Written task:
All the data below goes into the copy word for word, but the pictures don't.

Exercise data:
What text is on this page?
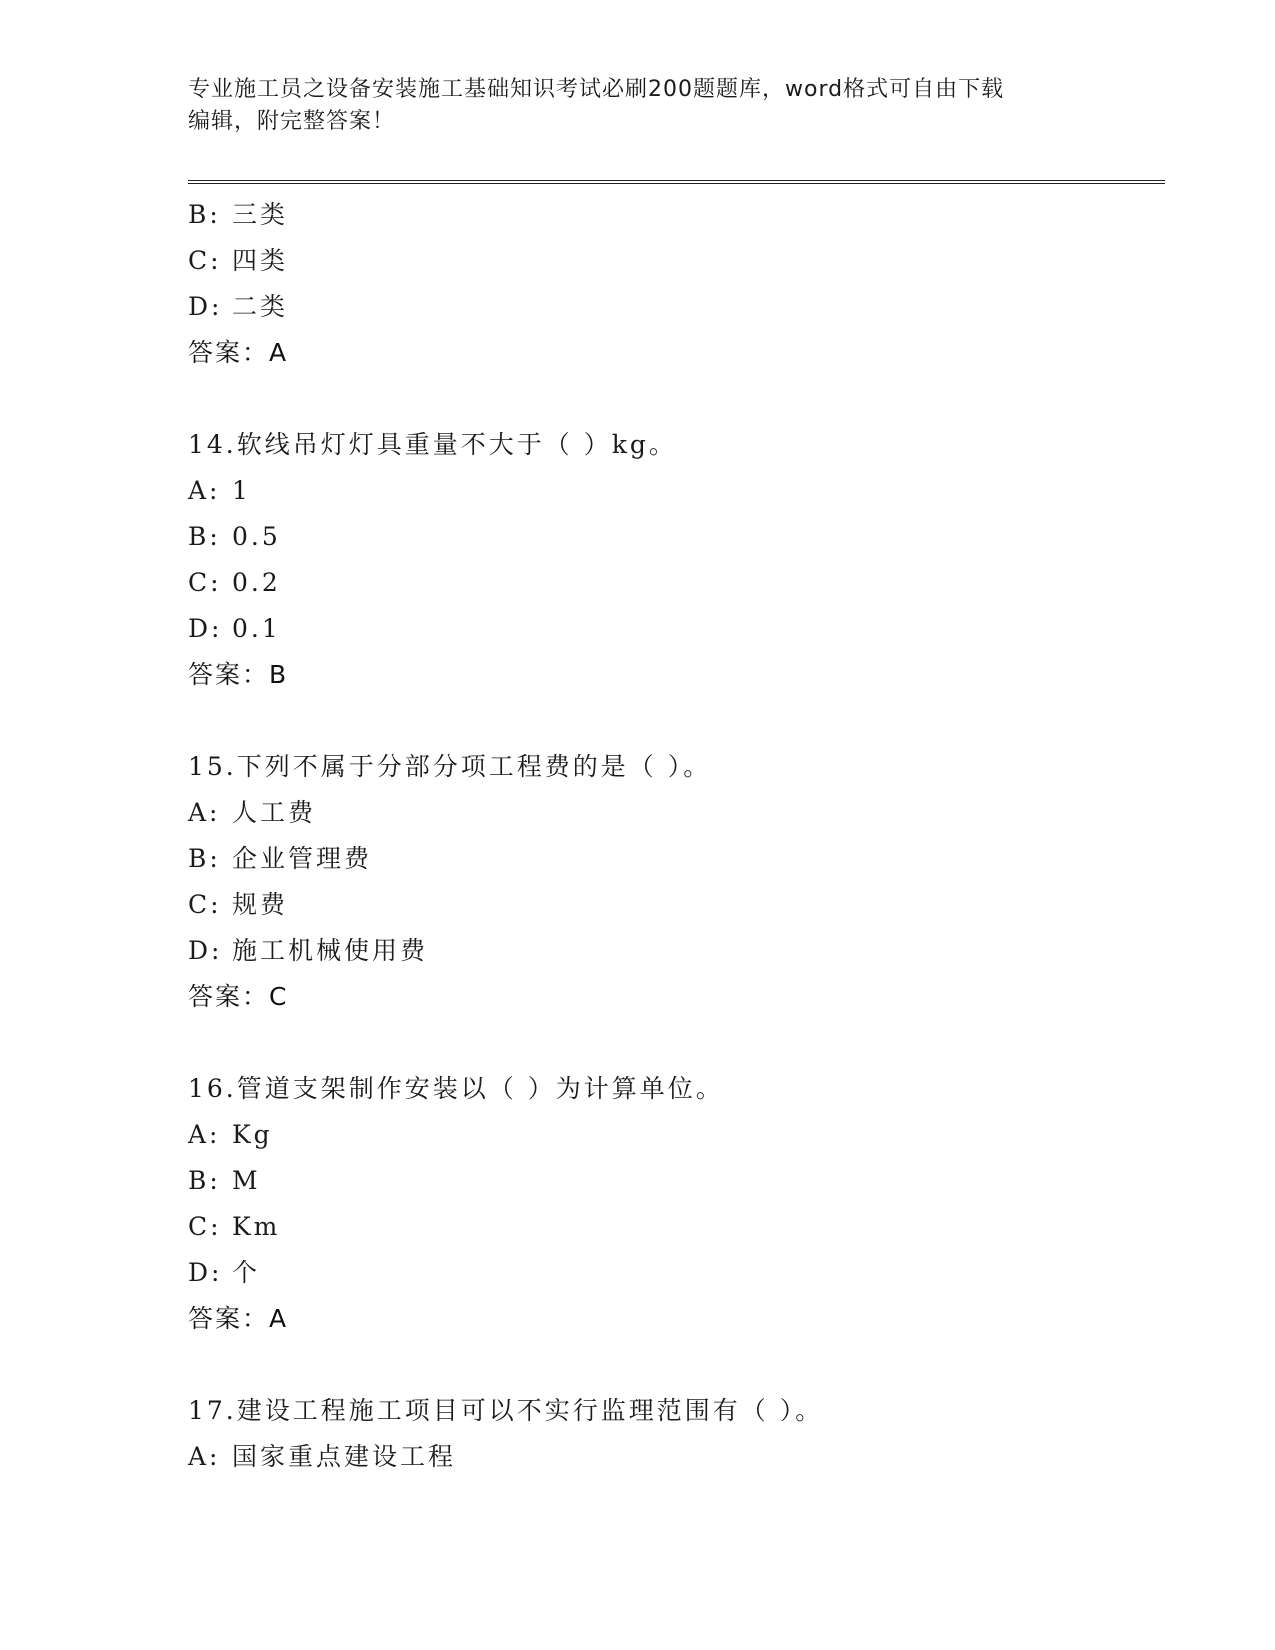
专业施工员之设备安装施工基础知识考试必刷200题题库，word格式可自由下载
编辑，附完整答案！
B: 三类
C: 四类
D: 二类
答案：A
14.软线吊灯灯具重量不大于（ ）kg。
A: 1
B: 0.5
C: 0.2
D: 0.1
答案：B
15.下列不属于分部分项工程费的是（ ）。
A: 人工费
B: 企业管理费
C: 规费
D: 施工机械使用费
答案：C
16.管道支架制作安装以（ ）为计算单位。
A: Kg
B: M
C: Km
D: 个
答案：A
17.建设工程施工项目可以不实行监理范围有（ ）。
A: 国家重点建设工程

The response:
What text is on this page?
专业施工员之设备安装施工基础知识考试必刷200题题库，word格式可自由下载
编辑，附完整答案！
B: 三类
C: 四类
D: 二类
答案：A
14.软线吊灯灯具重量不大于（ ）kg。
A: 1
B: 0.5
C: 0.2
D: 0.1
答案：B
15.下列不属于分部分项工程费的是（ ）。
A: 人工费
B: 企业管理费
C: 规费
D: 施工机械使用费
答案：C
16.管道支架制作安装以（ ）为计算单位。
A: Kg
B: M
C: Km
D: 个
答案：A
17.建设工程施工项目可以不实行监理范围有（ ）。
A: 国家重点建设工程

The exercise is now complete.